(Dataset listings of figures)
* START *

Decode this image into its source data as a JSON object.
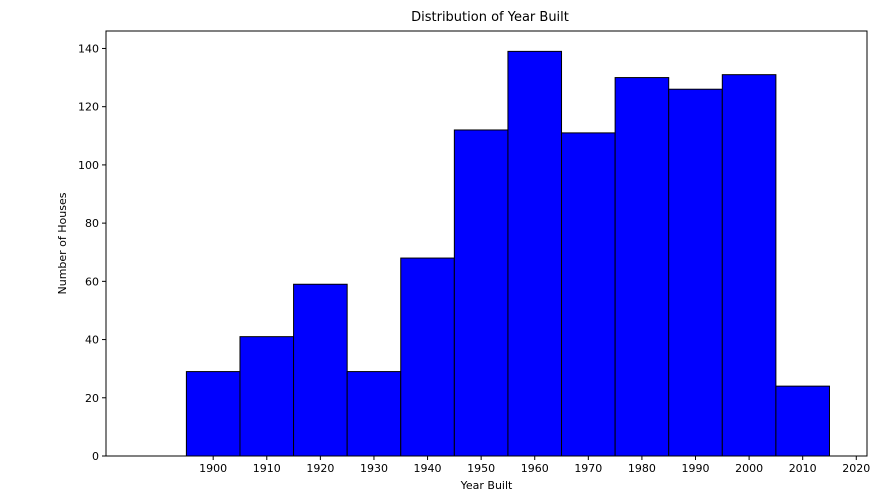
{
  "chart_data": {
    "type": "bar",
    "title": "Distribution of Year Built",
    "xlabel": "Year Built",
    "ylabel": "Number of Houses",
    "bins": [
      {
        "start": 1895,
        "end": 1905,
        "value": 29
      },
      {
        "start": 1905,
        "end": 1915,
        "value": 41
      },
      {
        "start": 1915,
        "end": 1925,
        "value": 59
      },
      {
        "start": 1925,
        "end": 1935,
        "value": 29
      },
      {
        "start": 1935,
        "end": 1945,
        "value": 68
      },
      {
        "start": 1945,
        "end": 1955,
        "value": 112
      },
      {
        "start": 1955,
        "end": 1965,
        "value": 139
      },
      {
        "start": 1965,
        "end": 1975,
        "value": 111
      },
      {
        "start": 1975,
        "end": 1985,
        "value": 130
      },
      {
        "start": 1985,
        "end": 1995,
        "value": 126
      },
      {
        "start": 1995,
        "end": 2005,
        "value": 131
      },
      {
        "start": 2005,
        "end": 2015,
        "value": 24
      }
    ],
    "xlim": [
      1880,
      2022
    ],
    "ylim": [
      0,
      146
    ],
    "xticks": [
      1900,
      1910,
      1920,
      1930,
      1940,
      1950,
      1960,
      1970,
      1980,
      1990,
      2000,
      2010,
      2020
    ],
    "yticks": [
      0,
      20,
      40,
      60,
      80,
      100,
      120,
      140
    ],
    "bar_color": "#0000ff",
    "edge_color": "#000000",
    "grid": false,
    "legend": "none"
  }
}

* END *

* [What needs to be done]: Pick out and copy every line that contains the word "Year".

* [Answer to this problem]:
    "title": "Distribution of Year Built",
    "xlabel": "Year Built",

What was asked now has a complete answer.